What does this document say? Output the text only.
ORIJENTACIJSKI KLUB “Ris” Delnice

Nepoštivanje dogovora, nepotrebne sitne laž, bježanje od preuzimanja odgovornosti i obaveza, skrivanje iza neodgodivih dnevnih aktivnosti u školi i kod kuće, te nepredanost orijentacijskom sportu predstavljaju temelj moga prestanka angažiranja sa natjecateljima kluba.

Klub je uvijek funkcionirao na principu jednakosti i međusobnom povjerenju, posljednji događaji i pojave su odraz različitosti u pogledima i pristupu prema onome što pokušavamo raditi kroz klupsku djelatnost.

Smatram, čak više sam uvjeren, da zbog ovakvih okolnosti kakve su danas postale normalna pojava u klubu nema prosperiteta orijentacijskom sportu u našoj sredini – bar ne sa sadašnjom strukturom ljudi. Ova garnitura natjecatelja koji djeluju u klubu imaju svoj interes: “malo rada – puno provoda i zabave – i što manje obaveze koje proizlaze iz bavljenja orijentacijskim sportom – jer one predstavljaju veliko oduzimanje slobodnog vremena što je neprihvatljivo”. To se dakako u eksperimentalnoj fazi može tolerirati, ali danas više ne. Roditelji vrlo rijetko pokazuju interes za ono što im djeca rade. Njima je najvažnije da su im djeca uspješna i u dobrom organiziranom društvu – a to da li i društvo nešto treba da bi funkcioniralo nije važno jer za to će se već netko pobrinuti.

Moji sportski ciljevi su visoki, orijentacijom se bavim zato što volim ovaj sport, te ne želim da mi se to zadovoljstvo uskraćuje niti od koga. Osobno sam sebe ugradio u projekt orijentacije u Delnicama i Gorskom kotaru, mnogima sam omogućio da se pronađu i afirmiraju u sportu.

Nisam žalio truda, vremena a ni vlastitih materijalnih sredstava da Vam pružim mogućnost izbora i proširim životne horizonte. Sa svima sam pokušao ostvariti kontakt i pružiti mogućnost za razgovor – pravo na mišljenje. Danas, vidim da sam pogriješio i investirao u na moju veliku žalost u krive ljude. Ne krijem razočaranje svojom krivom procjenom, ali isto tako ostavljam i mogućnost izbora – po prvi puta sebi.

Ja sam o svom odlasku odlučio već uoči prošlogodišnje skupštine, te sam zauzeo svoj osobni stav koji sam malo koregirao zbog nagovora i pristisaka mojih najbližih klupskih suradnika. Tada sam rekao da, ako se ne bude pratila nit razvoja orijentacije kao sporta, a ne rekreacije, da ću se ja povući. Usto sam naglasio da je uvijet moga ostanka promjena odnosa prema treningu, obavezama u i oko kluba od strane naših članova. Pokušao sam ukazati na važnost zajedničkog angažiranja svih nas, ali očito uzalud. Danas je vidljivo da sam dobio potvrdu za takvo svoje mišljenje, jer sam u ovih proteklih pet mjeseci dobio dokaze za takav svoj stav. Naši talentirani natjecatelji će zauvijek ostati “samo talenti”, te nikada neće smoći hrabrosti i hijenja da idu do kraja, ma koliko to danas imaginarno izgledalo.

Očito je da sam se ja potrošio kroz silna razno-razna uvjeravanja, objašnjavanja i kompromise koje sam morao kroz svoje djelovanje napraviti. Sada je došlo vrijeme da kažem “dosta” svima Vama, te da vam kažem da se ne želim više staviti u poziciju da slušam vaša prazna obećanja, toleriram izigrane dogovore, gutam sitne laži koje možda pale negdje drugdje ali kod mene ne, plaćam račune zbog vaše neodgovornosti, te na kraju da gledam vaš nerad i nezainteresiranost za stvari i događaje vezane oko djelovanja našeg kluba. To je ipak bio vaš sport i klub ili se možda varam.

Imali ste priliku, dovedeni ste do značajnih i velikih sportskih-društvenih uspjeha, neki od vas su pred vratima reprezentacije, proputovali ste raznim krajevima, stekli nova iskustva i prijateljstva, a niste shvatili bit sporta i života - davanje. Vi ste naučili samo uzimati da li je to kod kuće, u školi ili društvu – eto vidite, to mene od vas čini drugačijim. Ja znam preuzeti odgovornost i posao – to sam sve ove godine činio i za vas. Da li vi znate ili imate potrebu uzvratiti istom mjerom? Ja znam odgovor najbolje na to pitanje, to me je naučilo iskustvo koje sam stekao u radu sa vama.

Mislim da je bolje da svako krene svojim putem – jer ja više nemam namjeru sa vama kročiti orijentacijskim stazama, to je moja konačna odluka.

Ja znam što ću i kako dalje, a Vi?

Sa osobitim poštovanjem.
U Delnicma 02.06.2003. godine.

-- -- --

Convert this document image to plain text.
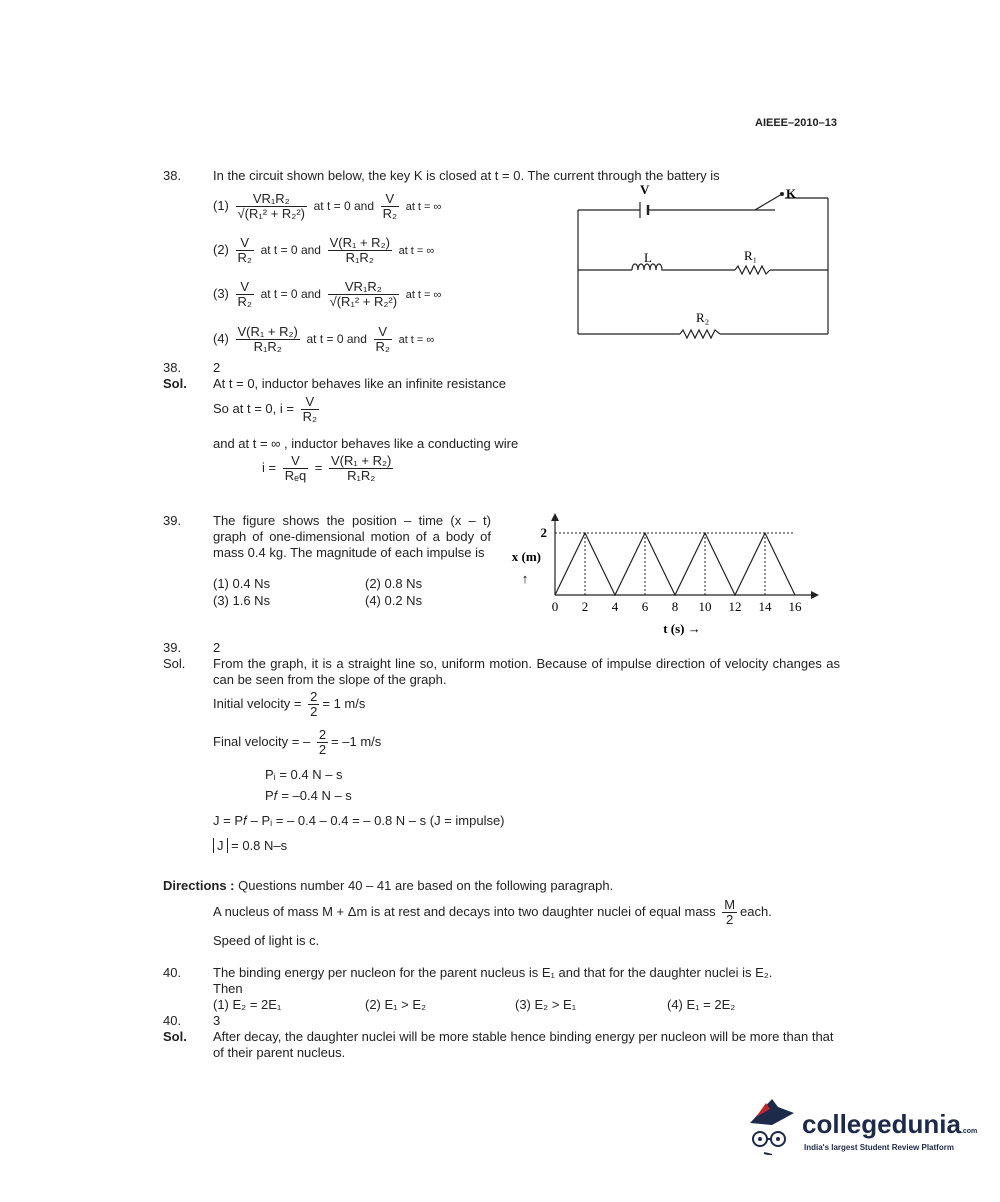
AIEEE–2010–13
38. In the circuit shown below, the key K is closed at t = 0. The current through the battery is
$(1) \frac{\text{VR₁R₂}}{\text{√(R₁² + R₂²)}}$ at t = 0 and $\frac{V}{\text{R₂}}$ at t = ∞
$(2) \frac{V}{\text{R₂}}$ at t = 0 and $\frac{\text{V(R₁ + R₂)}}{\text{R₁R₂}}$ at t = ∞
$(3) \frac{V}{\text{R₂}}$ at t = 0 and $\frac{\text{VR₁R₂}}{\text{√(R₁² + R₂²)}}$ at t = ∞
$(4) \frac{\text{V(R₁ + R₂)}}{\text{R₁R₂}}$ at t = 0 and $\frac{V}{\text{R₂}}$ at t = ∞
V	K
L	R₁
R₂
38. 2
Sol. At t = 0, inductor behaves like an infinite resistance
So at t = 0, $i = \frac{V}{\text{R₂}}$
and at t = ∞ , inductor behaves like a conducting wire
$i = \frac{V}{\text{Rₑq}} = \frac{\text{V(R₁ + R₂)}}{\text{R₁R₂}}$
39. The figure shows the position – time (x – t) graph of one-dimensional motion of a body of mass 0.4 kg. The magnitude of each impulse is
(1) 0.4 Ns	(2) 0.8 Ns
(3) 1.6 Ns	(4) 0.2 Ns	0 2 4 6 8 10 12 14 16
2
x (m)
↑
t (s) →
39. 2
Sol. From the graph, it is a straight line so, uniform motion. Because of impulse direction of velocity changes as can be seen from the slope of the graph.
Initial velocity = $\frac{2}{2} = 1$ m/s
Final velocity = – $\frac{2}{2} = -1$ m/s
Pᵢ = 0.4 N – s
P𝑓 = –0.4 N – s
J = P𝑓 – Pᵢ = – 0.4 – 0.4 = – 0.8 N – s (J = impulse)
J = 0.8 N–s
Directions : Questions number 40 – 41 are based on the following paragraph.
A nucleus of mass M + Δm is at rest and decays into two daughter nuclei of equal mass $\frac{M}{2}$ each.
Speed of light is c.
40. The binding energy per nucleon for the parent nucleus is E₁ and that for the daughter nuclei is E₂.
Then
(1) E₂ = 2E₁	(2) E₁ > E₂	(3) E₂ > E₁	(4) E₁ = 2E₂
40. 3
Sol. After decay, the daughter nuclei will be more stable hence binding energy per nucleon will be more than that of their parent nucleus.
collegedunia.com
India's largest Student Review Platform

-- -- --

Written problem:
Among the records above, find each line holding the string "that" and pull it out.

Output of the task:
40. The binding energy per nucleon for the parent nucleus is E₁ and that for the daughter nuclei is E₂.
Sol. After decay, the daughter nuclei will be more stable hence binding energy per nucleon will be more than that of their parent nucleus.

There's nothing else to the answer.